> WHAT IS BEING ASKED
Keep only the lines of the data below that contain "every", and copy them.

----- EXTRACTED MATERIAL -----

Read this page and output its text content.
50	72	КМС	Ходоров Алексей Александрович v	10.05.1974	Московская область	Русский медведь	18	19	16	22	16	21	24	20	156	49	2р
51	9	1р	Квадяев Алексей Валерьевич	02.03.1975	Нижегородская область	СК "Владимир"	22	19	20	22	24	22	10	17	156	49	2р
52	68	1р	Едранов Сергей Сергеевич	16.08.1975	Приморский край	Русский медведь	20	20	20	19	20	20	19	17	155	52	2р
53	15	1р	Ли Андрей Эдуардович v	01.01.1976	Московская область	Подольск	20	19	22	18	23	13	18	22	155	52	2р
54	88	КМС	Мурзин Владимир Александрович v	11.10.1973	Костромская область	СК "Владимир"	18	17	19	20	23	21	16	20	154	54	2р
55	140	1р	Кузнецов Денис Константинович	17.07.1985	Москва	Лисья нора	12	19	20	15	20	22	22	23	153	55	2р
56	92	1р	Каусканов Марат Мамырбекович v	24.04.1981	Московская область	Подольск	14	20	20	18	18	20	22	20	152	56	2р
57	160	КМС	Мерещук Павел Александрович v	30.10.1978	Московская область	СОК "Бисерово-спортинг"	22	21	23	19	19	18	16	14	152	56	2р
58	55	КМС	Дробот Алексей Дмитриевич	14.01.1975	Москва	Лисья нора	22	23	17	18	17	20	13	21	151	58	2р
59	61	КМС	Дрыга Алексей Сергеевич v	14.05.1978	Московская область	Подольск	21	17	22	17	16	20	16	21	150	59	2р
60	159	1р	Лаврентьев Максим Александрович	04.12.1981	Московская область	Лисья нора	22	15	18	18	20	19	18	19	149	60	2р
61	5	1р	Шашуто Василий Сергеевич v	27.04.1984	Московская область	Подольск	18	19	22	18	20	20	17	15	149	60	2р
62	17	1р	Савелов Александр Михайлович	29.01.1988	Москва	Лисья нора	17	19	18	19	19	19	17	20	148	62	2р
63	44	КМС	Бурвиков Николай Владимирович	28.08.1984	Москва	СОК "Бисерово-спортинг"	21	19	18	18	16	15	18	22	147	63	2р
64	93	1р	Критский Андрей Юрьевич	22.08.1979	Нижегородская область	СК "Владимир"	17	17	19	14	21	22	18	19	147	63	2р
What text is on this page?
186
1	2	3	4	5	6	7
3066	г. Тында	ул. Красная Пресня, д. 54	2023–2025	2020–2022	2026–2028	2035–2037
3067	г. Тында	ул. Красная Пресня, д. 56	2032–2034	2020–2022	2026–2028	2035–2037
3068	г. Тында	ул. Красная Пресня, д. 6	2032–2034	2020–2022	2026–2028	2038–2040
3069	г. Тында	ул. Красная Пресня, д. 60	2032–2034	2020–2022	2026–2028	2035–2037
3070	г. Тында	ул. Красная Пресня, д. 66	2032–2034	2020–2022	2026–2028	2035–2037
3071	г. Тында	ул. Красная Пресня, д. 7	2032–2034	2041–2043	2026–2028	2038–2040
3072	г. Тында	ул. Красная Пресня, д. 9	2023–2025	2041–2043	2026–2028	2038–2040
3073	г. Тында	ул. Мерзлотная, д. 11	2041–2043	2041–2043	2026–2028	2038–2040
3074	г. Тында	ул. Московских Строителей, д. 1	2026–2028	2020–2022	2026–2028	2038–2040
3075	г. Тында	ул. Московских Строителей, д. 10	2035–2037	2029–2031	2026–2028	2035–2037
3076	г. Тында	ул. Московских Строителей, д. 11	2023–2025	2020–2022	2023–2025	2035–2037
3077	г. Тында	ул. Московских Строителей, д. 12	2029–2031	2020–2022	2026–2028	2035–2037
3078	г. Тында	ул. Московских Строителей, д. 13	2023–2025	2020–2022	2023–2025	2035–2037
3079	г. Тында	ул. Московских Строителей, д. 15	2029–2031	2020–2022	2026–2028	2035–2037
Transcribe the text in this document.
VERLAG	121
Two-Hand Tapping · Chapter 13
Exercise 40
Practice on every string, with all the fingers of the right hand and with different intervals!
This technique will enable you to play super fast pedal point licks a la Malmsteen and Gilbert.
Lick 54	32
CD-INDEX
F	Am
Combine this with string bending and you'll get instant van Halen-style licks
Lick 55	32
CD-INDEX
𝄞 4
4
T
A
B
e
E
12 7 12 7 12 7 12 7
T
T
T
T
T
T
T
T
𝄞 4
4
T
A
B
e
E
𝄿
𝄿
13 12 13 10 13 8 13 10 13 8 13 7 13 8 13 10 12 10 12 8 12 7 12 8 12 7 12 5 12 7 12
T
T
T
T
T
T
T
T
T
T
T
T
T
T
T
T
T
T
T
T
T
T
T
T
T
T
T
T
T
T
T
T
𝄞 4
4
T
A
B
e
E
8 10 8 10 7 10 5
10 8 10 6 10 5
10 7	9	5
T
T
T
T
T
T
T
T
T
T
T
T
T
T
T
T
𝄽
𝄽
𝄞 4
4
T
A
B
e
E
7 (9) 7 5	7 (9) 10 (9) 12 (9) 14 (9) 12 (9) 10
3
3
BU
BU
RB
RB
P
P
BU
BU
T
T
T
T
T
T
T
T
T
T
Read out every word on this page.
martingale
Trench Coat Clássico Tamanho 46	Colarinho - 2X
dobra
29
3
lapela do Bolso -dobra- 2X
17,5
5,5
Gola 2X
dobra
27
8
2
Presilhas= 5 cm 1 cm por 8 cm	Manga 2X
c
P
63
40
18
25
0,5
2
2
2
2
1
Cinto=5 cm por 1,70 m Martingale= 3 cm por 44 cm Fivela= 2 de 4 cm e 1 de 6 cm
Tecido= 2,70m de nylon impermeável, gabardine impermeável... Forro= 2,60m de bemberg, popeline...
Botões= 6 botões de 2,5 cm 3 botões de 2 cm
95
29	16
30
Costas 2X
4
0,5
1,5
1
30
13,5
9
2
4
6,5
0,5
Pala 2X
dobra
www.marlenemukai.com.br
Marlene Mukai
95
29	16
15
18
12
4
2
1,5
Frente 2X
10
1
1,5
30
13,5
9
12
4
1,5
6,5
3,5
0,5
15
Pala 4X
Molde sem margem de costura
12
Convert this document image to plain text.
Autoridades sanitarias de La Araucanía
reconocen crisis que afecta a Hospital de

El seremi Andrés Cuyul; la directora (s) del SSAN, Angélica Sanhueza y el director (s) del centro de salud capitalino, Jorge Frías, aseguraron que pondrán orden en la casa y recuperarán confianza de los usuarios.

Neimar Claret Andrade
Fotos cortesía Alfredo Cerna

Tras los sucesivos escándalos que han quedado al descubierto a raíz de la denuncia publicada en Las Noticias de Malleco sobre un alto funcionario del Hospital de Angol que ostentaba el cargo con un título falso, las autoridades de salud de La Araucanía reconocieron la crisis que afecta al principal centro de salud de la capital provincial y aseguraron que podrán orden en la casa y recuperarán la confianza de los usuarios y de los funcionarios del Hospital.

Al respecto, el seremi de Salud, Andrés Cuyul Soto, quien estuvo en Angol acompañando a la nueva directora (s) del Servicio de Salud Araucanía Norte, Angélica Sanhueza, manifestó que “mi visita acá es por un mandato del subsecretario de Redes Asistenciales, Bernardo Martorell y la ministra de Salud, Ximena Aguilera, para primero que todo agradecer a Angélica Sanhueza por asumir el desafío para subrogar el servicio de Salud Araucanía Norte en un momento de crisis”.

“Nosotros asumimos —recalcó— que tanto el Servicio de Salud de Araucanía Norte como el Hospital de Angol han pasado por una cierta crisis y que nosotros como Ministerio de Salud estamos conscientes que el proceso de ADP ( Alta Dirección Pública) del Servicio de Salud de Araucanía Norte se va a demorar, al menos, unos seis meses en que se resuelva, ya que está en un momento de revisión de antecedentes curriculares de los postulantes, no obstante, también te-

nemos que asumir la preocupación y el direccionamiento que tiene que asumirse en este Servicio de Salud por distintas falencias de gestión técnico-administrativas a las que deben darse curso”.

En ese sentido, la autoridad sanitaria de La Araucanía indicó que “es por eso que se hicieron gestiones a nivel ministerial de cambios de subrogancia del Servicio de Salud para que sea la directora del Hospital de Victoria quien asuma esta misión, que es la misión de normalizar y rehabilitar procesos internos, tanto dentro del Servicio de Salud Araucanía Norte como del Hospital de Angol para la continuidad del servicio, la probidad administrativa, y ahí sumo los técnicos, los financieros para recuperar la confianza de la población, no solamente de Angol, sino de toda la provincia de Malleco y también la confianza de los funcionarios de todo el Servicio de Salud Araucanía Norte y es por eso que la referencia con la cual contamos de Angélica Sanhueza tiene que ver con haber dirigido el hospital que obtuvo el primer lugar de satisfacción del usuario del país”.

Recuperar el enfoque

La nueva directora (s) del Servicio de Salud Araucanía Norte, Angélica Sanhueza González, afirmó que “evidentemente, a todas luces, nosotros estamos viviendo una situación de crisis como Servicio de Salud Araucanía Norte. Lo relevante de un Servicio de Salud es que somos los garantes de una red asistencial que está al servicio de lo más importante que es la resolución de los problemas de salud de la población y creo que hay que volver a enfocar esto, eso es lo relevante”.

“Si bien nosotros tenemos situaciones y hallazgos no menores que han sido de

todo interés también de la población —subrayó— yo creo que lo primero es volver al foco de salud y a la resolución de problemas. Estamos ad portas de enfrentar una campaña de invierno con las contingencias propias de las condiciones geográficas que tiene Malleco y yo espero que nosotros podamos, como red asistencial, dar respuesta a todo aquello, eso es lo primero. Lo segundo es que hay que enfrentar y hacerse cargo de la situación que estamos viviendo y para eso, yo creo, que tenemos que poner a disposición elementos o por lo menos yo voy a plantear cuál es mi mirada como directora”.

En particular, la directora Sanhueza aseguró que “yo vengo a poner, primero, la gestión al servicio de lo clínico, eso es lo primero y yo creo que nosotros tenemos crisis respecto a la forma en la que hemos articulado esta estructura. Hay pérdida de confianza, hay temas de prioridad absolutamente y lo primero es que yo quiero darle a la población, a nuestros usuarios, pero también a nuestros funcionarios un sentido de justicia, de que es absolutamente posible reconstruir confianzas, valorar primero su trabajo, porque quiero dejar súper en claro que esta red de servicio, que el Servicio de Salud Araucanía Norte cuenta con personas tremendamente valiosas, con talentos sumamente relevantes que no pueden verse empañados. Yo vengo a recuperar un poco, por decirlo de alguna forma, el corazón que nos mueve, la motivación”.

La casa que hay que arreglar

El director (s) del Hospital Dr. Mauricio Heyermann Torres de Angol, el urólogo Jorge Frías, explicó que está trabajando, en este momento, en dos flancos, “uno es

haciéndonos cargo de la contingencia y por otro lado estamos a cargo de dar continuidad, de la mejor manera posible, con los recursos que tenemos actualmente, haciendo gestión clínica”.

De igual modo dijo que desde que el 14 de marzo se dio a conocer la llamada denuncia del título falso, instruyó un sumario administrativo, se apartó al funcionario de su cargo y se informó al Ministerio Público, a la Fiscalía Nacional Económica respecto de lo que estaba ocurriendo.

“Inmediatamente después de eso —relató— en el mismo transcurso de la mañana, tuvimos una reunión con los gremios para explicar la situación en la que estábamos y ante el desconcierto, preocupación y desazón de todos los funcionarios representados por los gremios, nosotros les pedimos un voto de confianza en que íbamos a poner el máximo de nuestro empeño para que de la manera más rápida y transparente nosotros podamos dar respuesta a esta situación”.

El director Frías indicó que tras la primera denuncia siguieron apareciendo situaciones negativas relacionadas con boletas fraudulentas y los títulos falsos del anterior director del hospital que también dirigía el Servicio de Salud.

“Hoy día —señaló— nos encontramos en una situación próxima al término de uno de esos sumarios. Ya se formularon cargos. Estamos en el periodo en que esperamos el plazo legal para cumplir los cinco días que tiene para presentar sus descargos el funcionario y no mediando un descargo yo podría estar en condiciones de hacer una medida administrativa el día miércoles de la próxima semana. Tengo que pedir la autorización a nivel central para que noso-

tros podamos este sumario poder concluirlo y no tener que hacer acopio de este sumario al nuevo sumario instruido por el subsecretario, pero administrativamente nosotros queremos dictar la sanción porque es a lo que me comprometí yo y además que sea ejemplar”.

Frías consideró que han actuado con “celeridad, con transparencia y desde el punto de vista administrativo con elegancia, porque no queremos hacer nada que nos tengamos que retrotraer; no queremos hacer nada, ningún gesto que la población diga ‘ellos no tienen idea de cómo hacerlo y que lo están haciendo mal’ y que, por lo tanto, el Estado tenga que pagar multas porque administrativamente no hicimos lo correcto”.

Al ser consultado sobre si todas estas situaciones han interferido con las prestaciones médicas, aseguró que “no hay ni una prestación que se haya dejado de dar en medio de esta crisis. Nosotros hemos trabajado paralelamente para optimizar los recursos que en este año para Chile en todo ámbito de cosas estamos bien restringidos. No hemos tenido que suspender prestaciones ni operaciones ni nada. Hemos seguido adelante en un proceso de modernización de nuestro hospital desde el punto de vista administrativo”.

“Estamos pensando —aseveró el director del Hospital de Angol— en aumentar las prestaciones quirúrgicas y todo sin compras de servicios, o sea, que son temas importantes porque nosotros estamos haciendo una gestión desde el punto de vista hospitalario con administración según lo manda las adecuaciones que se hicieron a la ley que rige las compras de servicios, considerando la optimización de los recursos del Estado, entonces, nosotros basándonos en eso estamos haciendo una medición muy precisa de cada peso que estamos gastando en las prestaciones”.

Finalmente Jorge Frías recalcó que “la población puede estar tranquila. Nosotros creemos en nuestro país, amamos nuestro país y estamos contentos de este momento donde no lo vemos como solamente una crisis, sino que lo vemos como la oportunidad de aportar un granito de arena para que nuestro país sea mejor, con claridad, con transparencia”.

-----

> ANSWER TO THIS EXERCISE
Practice on every string, with all the fingers of the right hand and with different intervals!
Read out every word on this page.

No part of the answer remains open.